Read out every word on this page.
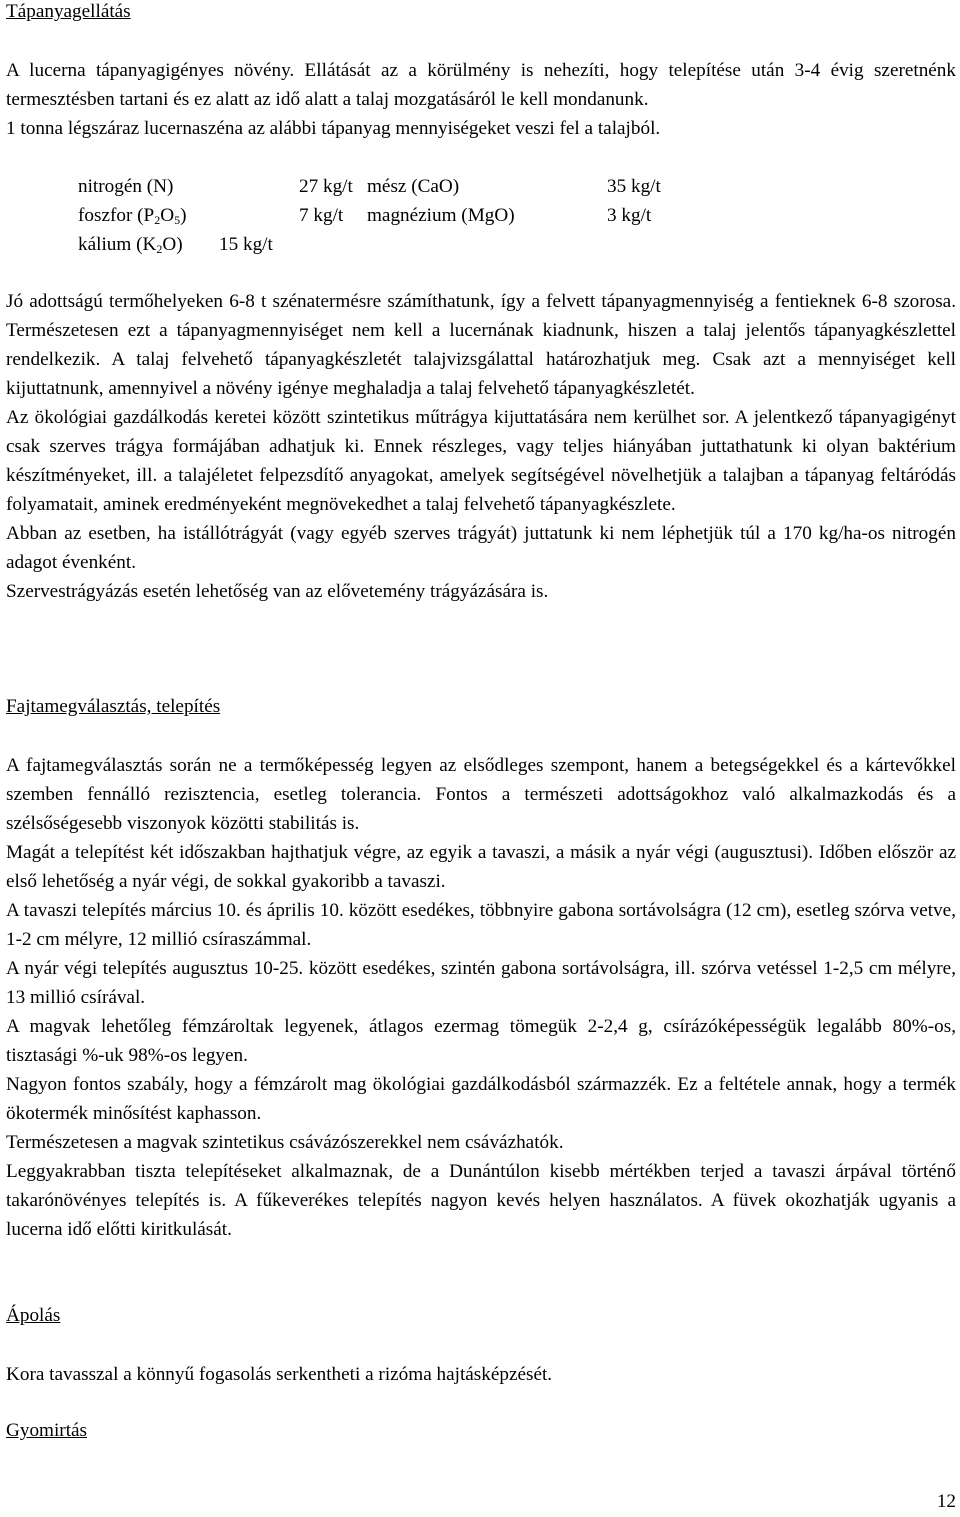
Tápanyagellátás

A lucerna tápanyagigényes növény. Ellátását az a körülmény is nehezíti, hogy telepítése után 3-4 évig szeretnénk termesztésben tartani és ez alatt az idő alatt a talaj mozgatásáról le kell mondanunk.

1 tonna légszáraz lucernaszéna az alábbi tápanyag mennyiségeket veszi fel a talajból.

nitrogén (N)	27 kg/t mész (CaO)	35 kg/t
foszfor $(P_2O_5)$	7 kg/t magnézium (MgO)	3 kg/t
kálium $(K_2O)$ 15 kg/t

Jó adottságú termőhelyeken 6-8 t szénatermésre számíthatunk, így a felvett tápanyagmennyiség a fentieknek 6-8 szorosa. Természetesen ezt a tápanyagmennyiséget nem kell a lucernának kiadnunk, hiszen a talaj jelentős tápanyagkészlettel rendelkezik. A talaj felvehető tápanyagkészletét talajvizsgálattal határozhatjuk meg. Csak azt a mennyiséget kell kijuttatnunk, amennyivel a növény igénye meghaladja a talaj felvehető tápanyagkészletét.

Az ökológiai gazdálkodás keretei között szintetikus műtrágya kijuttatására nem kerülhet sor. A jelentkező tápanyagigényt csak szerves trágya formájában adhatjuk ki. Ennek részleges, vagy teljes hiányában juttathatunk ki olyan baktérium készítményeket, ill. a talajéletet felpezsdítő anyagokat, amelyek segítségével növelhetjük a talajban a tápanyag feltáródás folyamatait, aminek eredményeként megnövekedhet a talaj felvehető tápanyagkészlete.

Abban az esetben, ha istállótrágyát (vagy egyéb szerves trágyát) juttatunk ki nem léphetjük túl a 170 kg/ha-os nitrogén adagot évenként.

Szervestrágyázás esetén lehetőség van az elővetemény trágyázására is.

Fajtamegválasztás, telepítés

A fajtamegválasztás során ne a termőképesség legyen az elsődleges szempont, hanem a betegségekkel és a kártevőkkel szemben fennálló rezisztencia, esetleg tolerancia. Fontos a természeti adottságokhoz való alkalmazkodás és a szélsőségesebb viszonyok közötti stabilitás is.

Magát a telepítést két időszakban hajthatjuk végre, az egyik a tavaszi, a másik a nyár végi (augusztusi). Időben először az első lehetőség a nyár végi, de sokkal gyakoribb a tavaszi.

A tavaszi telepítés március 10. és április 10. között esedékes, többnyire gabona sortávolságra (12 cm), esetleg szórva vetve, 1-2 cm mélyre, 12 millió csíraszámmal.

A nyár végi telepítés augusztus 10-25. között esedékes, szintén gabona sortávolságra, ill. szórva vetéssel 1-2,5 cm mélyre, 13 millió csírával.

A magvak lehetőleg fémzároltak legyenek, átlagos ezermag tömegük 2-2,4 g, csírázóképességük legalább 80%-os, tisztasági %-uk 98%-os legyen.

Nagyon fontos szabály, hogy a fémzárolt mag ökológiai gazdálkodásból származzék. Ez a feltétele annak, hogy a termék ökotermék minősítést kaphasson.

Természetesen a magvak szintetikus csávázószerekkel nem csávázhatók.

Leggyakrabban tiszta telepítéseket alkalmaznak, de a Dunántúlon kisebb mértékben terjed a tavaszi árpával történő takarónövényes telepítés is. A fűkeverékes telepítés nagyon kevés helyen használatos. A füvek okozhatják ugyanis a lucerna idő előtti kiritkulását.

Ápolás

Kora tavasszal a könnyű fogasolás serkentheti a rizóma hajtásképzését.

Gyomirtás
12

##########

• [EXERCISE AIM] Repeat the records above verbatim, with no pictures in the result.

• [FINISHED ANSWER]
Read out every word on this page.
Tápanyagellátás

A lucerna tápanyagigényes növény. Ellátását az a körülmény is nehezíti, hogy telepítése után 3-4 évig szeretnénk termesztésben tartani és ez alatt az idő alatt a talaj mozgatásáról le kell mondanunk.

1 tonna légszáraz lucernaszéna az alábbi tápanyag mennyiségeket veszi fel a talajból.

nitrogén (N)	27 kg/t mész (CaO)	35 kg/t
foszfor $(P_2O_5)$	7 kg/t magnézium (MgO)	3 kg/t
kálium $(K_2O)$ 15 kg/t

Jó adottságú termőhelyeken 6-8 t szénatermésre számíthatunk, így a felvett tápanyagmennyiség a fentieknek 6-8 szorosa. Természetesen ezt a tápanyagmennyiséget nem kell a lucernának kiadnunk, hiszen a talaj jelentős tápanyagkészlettel rendelkezik. A talaj felvehető tápanyagkészletét talajvizsgálattal határozhatjuk meg. Csak azt a mennyiséget kell kijuttatnunk, amennyivel a növény igénye meghaladja a talaj felvehető tápanyagkészletét.

Az ökológiai gazdálkodás keretei között szintetikus műtrágya kijuttatására nem kerülhet sor. A jelentkező tápanyagigényt csak szerves trágya formájában adhatjuk ki. Ennek részleges, vagy teljes hiányában juttathatunk ki olyan baktérium készítményeket, ill. a talajéletet felpezsdítő anyagokat, amelyek segítségével növelhetjük a talajban a tápanyag feltáródás folyamatait, aminek eredményeként megnövekedhet a talaj felvehető tápanyagkészlete.

Abban az esetben, ha istállótrágyát (vagy egyéb szerves trágyát) juttatunk ki nem léphetjük túl a 170 kg/ha-os nitrogén adagot évenként.

Szervestrágyázás esetén lehetőség van az elővetemény trágyázására is.

Fajtamegválasztás, telepítés

A fajtamegválasztás során ne a termőképesség legyen az elsődleges szempont, hanem a betegségekkel és a kártevőkkel szemben fennálló rezisztencia, esetleg tolerancia. Fontos a természeti adottságokhoz való alkalmazkodás és a szélsőségesebb viszonyok közötti stabilitás is.

Magát a telepítést két időszakban hajthatjuk végre, az egyik a tavaszi, a másik a nyár végi (augusztusi). Időben először az első lehetőség a nyár végi, de sokkal gyakoribb a tavaszi.

A tavaszi telepítés március 10. és április 10. között esedékes, többnyire gabona sortávolságra (12 cm), esetleg szórva vetve, 1-2 cm mélyre, 12 millió csíraszámmal.

A nyár végi telepítés augusztus 10-25. között esedékes, szintén gabona sortávolságra, ill. szórva vetéssel 1-2,5 cm mélyre, 13 millió csírával.

A magvak lehetőleg fémzároltak legyenek, átlagos ezermag tömegük 2-2,4 g, csírázóképességük legalább 80%-os, tisztasági %-uk 98%-os legyen.

Nagyon fontos szabály, hogy a fémzárolt mag ökológiai gazdálkodásból származzék. Ez a feltétele annak, hogy a termék ökotermék minősítést kaphasson.

Természetesen a magvak szintetikus csávázószerekkel nem csávázhatók.

Leggyakrabban tiszta telepítéseket alkalmaznak, de a Dunántúlon kisebb mértékben terjed a tavaszi árpával történő takarónövényes telepítés is. A fűkeverékes telepítés nagyon kevés helyen használatos. A füvek okozhatják ugyanis a lucerna idő előtti kiritkulását.

Ápolás

Kora tavasszal a könnyű fogasolás serkentheti a rizóma hajtásképzését.

Gyomirtás
12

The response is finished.